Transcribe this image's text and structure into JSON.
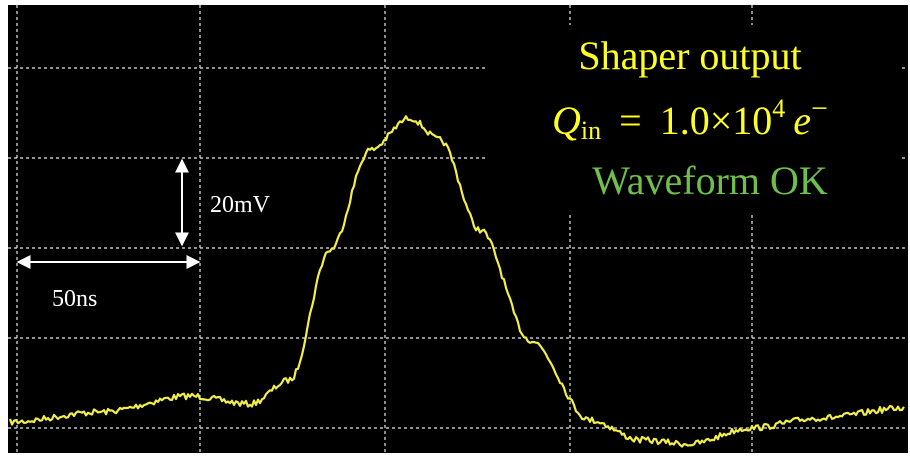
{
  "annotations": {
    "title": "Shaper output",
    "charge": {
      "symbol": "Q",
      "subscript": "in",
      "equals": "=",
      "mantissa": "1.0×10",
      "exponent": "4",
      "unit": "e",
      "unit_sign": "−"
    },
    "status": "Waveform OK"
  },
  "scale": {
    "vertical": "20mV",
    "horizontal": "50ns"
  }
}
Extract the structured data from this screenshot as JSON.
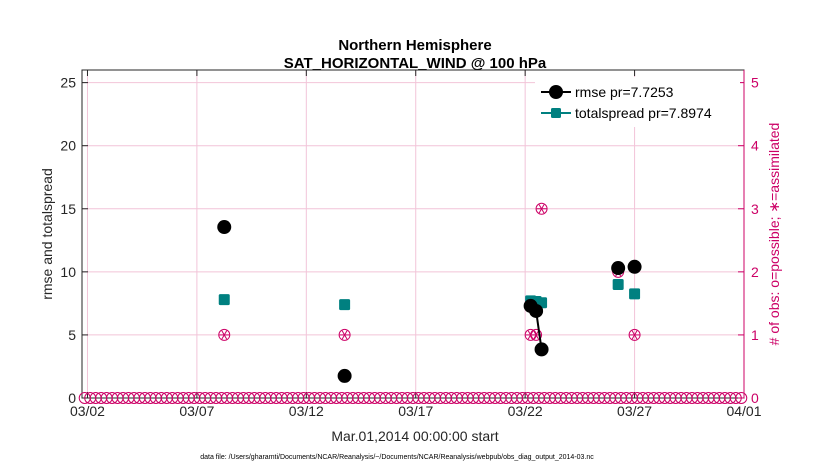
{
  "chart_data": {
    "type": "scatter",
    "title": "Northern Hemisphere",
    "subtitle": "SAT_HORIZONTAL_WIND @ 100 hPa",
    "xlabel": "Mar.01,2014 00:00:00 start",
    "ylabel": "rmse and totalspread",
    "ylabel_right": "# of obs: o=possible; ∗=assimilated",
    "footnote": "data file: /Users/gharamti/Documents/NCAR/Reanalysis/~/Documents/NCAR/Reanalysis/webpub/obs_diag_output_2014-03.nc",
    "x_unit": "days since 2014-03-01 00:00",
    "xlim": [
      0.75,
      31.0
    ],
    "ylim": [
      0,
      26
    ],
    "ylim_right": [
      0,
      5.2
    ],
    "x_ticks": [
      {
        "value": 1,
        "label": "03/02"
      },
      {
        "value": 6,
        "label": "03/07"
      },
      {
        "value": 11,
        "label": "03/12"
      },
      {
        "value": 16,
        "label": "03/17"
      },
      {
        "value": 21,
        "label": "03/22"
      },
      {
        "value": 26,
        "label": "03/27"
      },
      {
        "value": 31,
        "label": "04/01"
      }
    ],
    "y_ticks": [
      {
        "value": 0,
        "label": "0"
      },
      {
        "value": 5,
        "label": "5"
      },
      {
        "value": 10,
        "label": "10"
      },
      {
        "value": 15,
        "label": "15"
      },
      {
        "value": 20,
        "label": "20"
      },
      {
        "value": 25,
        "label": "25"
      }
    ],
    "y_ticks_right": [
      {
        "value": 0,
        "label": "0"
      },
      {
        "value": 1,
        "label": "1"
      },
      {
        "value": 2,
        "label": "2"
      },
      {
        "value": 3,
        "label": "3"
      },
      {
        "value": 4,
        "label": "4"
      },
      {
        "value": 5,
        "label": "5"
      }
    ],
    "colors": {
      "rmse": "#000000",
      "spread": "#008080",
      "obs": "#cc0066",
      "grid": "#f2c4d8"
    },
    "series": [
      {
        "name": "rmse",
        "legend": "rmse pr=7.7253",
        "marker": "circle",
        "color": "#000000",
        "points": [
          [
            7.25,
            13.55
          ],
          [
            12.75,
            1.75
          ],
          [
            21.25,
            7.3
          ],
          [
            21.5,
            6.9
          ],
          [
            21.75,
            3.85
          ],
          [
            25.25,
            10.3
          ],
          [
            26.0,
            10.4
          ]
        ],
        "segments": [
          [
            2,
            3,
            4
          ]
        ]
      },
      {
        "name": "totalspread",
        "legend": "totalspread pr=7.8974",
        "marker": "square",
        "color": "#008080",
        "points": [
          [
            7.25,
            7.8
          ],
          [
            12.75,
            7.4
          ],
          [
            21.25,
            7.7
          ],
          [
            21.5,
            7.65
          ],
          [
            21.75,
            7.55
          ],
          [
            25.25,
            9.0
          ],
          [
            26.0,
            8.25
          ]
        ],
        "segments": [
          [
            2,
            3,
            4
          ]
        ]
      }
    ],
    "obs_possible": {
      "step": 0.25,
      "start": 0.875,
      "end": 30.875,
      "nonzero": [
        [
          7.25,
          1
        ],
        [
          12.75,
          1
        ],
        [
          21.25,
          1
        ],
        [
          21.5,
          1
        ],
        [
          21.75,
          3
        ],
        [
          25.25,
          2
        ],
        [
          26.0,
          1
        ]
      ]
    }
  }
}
=======
→ Exercise brief: Set the data above down again exactly as given, with no pictures.

→ Worked answer:
Transcribe this image's text and structure into JSON.
{
  "annotations": {
    "title": "Shaper output",
    "charge": {
      "symbol": "Q",
      "subscript": "in",
      "equals": "=",
      "mantissa": "1.0×10",
      "exponent": "4",
      "unit": "e",
      "unit_sign": "−"
    },
    "status": "Waveform OK"
  },
  "scale": {
    "vertical": "20mV",
    "horizontal": "50ns"
  }
}
Extract the structured data from this screenshot as JSON.
{
  "chart_data": {
    "type": "scatter",
    "title": "Northern Hemisphere",
    "subtitle": "SAT_HORIZONTAL_WIND @ 100 hPa",
    "xlabel": "Mar.01,2014 00:00:00 start",
    "ylabel": "rmse and totalspread",
    "ylabel_right": "# of obs: o=possible; ∗=assimilated",
    "footnote": "data file: /Users/gharamti/Documents/NCAR/Reanalysis/~/Documents/NCAR/Reanalysis/webpub/obs_diag_output_2014-03.nc",
    "x_unit": "days since 2014-03-01 00:00",
    "xlim": [
      0.75,
      31.0
    ],
    "ylim": [
      0,
      26
    ],
    "ylim_right": [
      0,
      5.2
    ],
    "x_ticks": [
      {
        "value": 1,
        "label": "03/02"
      },
      {
        "value": 6,
        "label": "03/07"
      },
      {
        "value": 11,
        "label": "03/12"
      },
      {
        "value": 16,
        "label": "03/17"
      },
      {
        "value": 21,
        "label": "03/22"
      },
      {
        "value": 26,
        "label": "03/27"
      },
      {
        "value": 31,
        "label": "04/01"
      }
    ],
    "y_ticks": [
      {
        "value": 0,
        "label": "0"
      },
      {
        "value": 5,
        "label": "5"
      },
      {
        "value": 10,
        "label": "10"
      },
      {
        "value": 15,
        "label": "15"
      },
      {
        "value": 20,
        "label": "20"
      },
      {
        "value": 25,
        "label": "25"
      }
    ],
    "y_ticks_right": [
      {
        "value": 0,
        "label": "0"
      },
      {
        "value": 1,
        "label": "1"
      },
      {
        "value": 2,
        "label": "2"
      },
      {
        "value": 3,
        "label": "3"
      },
      {
        "value": 4,
        "label": "4"
      },
      {
        "value": 5,
        "label": "5"
      }
    ],
    "colors": {
      "rmse": "#000000",
      "spread": "#008080",
      "obs": "#cc0066",
      "grid": "#f2c4d8"
    },
    "series": [
      {
        "name": "rmse",
        "legend": "rmse pr=7.7253",
        "marker": "circle",
        "color": "#000000",
        "points": [
          [
            7.25,
            13.55
          ],
          [
            12.75,
            1.75
          ],
          [
            21.25,
            7.3
          ],
          [
            21.5,
            6.9
          ],
          [
            21.75,
            3.85
          ],
          [
            25.25,
            10.3
          ],
          [
            26.0,
            10.4
          ]
        ],
        "segments": [
          [
            2,
            3,
            4
          ]
        ]
      },
      {
        "name": "totalspread",
        "legend": "totalspread pr=7.8974",
        "marker": "square",
        "color": "#008080",
        "points": [
          [
            7.25,
            7.8
          ],
          [
            12.75,
            7.4
          ],
          [
            21.25,
            7.7
          ],
          [
            21.5,
            7.65
          ],
          [
            21.75,
            7.55
          ],
          [
            25.25,
            9.0
          ],
          [
            26.0,
            8.25
          ]
        ],
        "segments": [
          [
            2,
            3,
            4
          ]
        ]
      }
    ],
    "obs_possible": {
      "step": 0.25,
      "start": 0.875,
      "end": 30.875,
      "nonzero": [
        [
          7.25,
          1
        ],
        [
          12.75,
          1
        ],
        [
          21.25,
          1
        ],
        [
          21.5,
          1
        ],
        [
          21.75,
          3
        ],
        [
          25.25,
          2
        ],
        [
          26.0,
          1
        ]
      ]
    }
  }
}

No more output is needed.